# DIRECTIONS FOR THIS TASK
Please transcribe the records precisely; pictures stay out of your copy.

Saved entries:

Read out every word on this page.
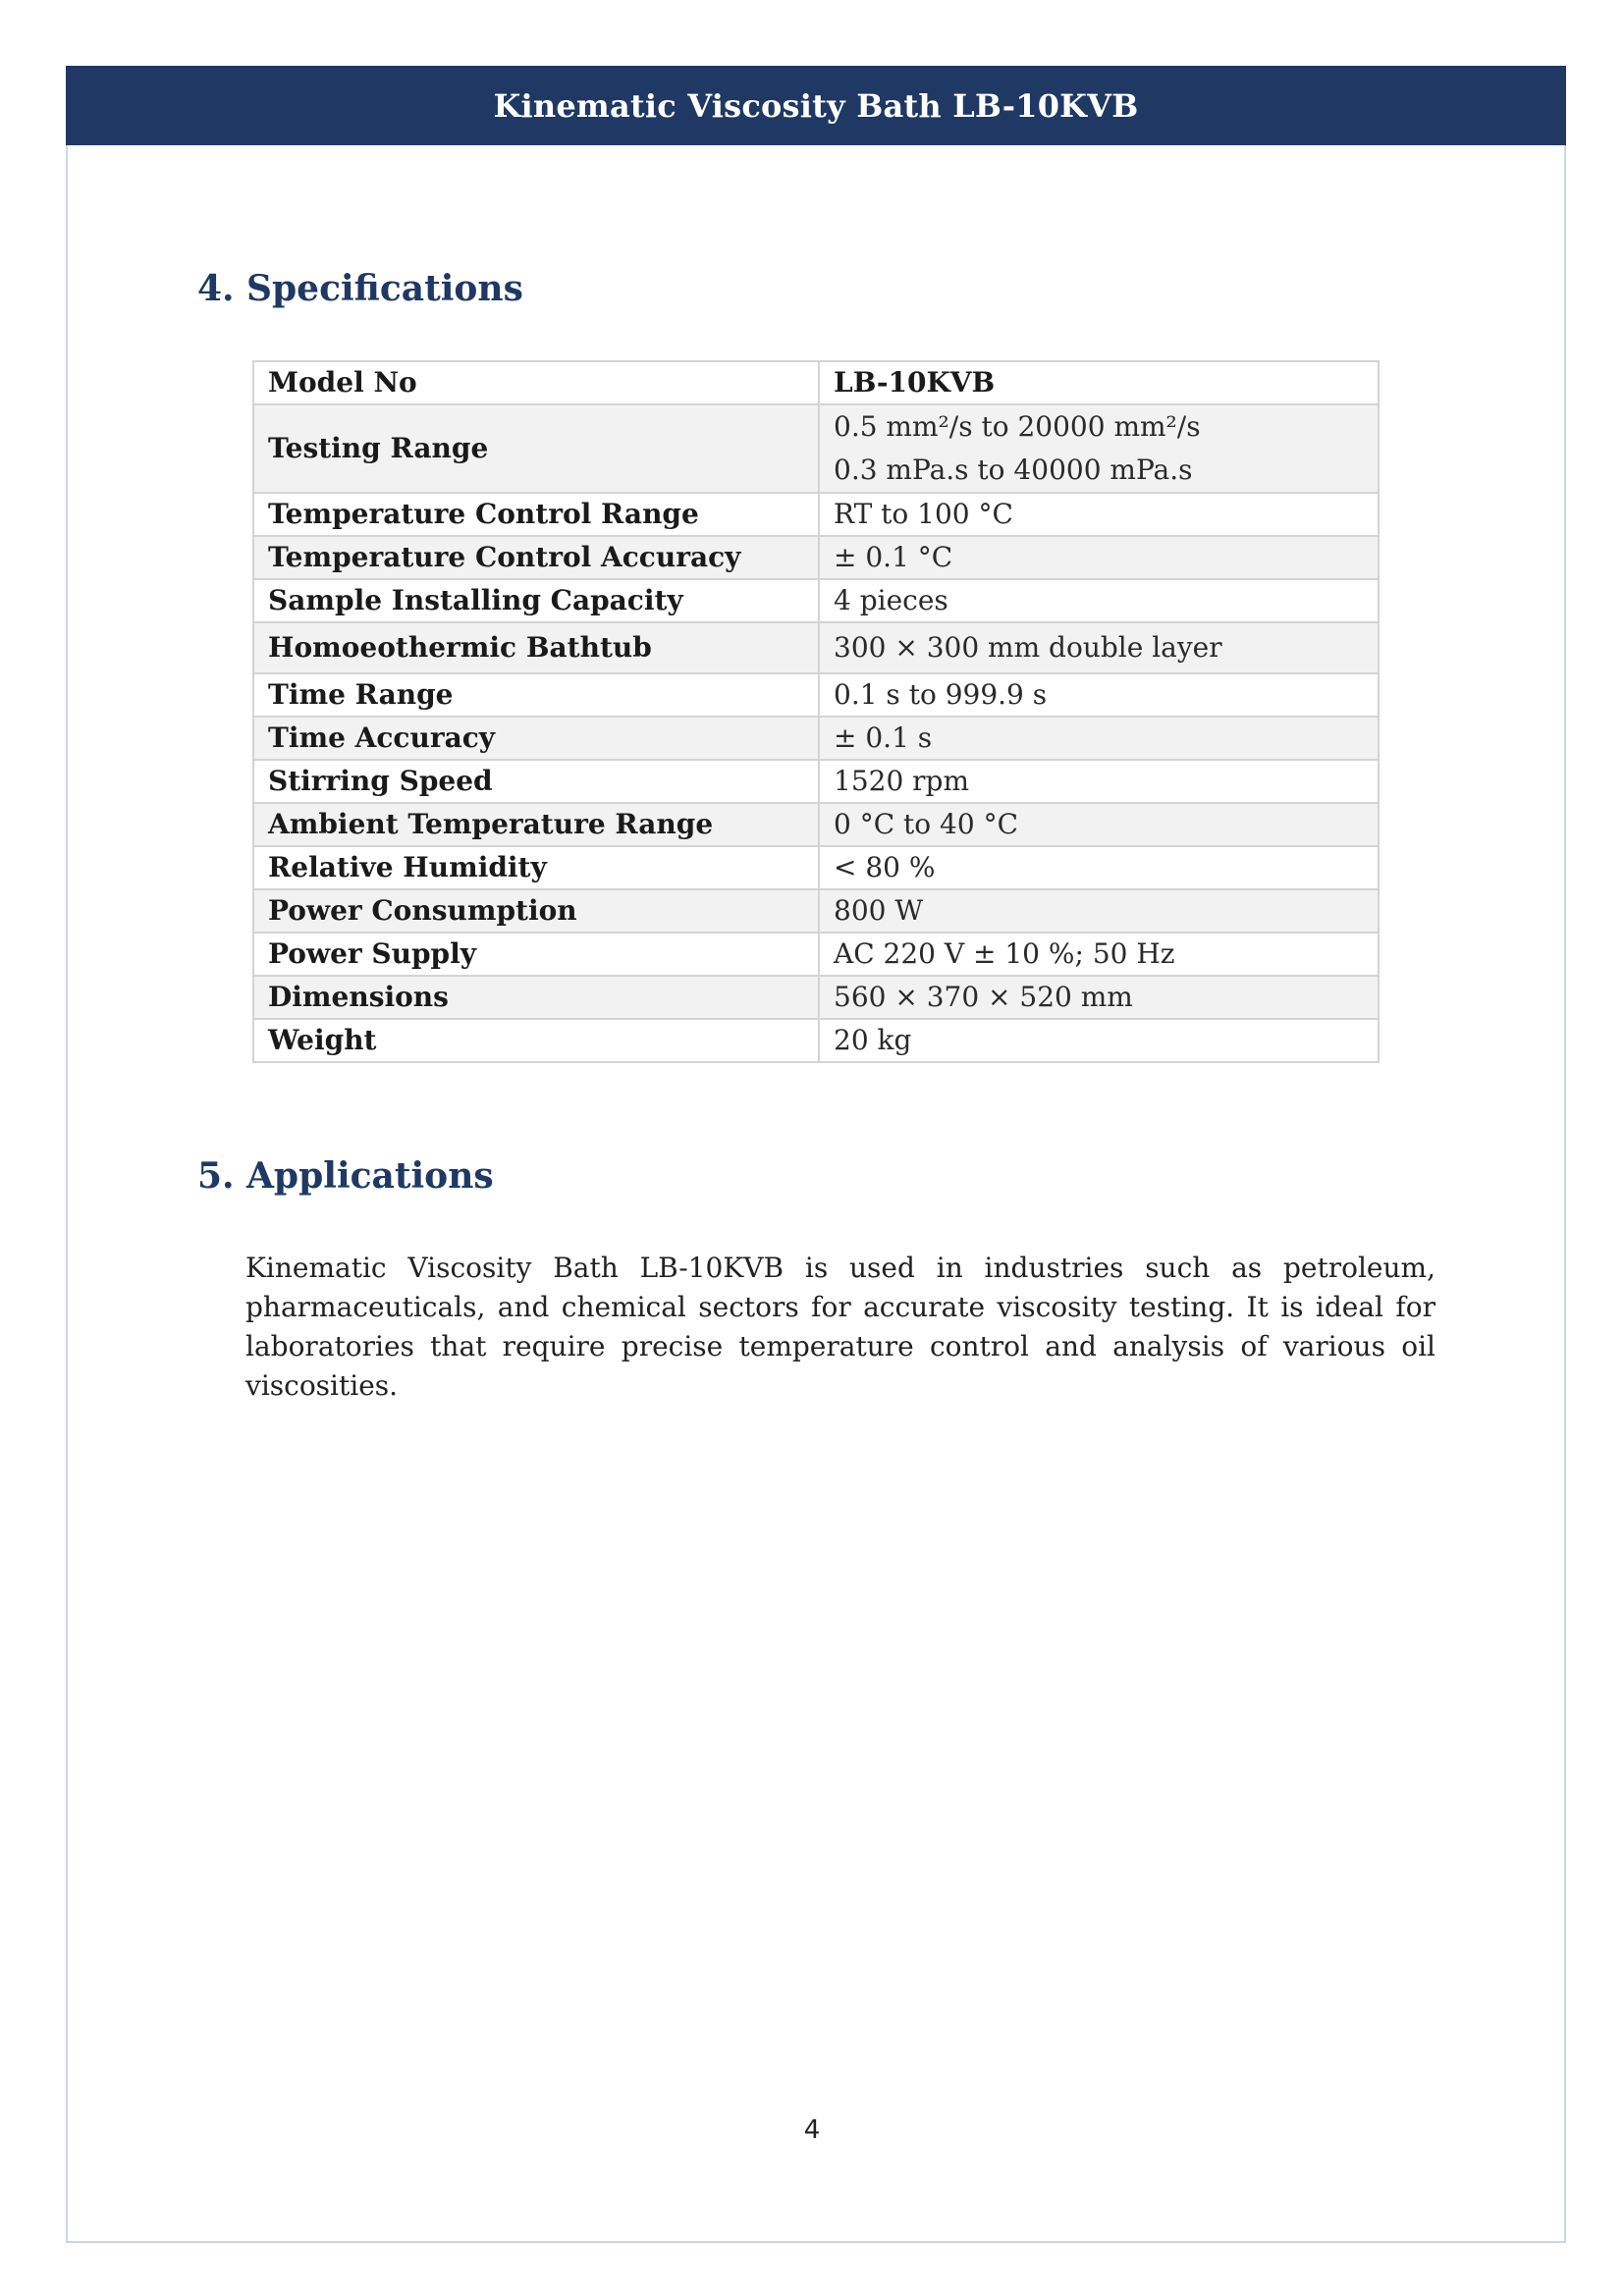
Kinematic Viscosity Bath LB-10KVB
4. Specifications
Model No	LB-10KVB
Testing Range	0.5 mm²/s to 20000 mm²/s
0.3 mPa.s to 40000 mPa.s

Temperature Control Range	RT to 100 °C
Temperature Control Accuracy	± 0.1 °C
Sample Installing Capacity	4 pieces
Homoeothermic Bathtub	300 × 300 mm double layer
Time Range	0.1 s to 999.9 s
Time Accuracy	± 0.1 s
Stirring Speed	1520 rpm
Ambient Temperature Range	0 °C to 40 °C
Relative Humidity	< 80 %
Power Consumption	800 W
Power Supply	AC 220 V ± 10 %; 50 Hz
Dimensions	560 × 370 × 520 mm
Weight	20 kg
5. Applications

Kinematic Viscosity Bath LB-10KVB is used in industries such as petroleum, pharmaceuticals, and chemical sectors for accurate viscosity testing. It is ideal for laboratories that require precise temperature control and analysis of various oil viscosities.

4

# TASK RESPONSE
Read out every word on this page.
Kinematic Viscosity Bath LB-10KVB
4. Specifications
Model No	LB-10KVB
Testing Range	0.5 mm²/s to 20000 mm²/s
0.3 mPa.s to 40000 mPa.s

Temperature Control Range	RT to 100 °C
Temperature Control Accuracy	± 0.1 °C
Sample Installing Capacity	4 pieces
Homoeothermic Bathtub	300 × 300 mm double layer
Time Range	0.1 s to 999.9 s
Time Accuracy	± 0.1 s
Stirring Speed	1520 rpm
Ambient Temperature Range	0 °C to 40 °C
Relative Humidity	< 80 %
Power Consumption	800 W
Power Supply	AC 220 V ± 10 %; 50 Hz
Dimensions	560 × 370 × 520 mm
Weight	20 kg
5. Applications

Kinematic Viscosity Bath LB-10KVB is used in industries such as petroleum, pharmaceuticals, and chemical sectors for accurate viscosity testing. It is ideal for laboratories that require precise temperature control and analysis of various oil viscosities.

4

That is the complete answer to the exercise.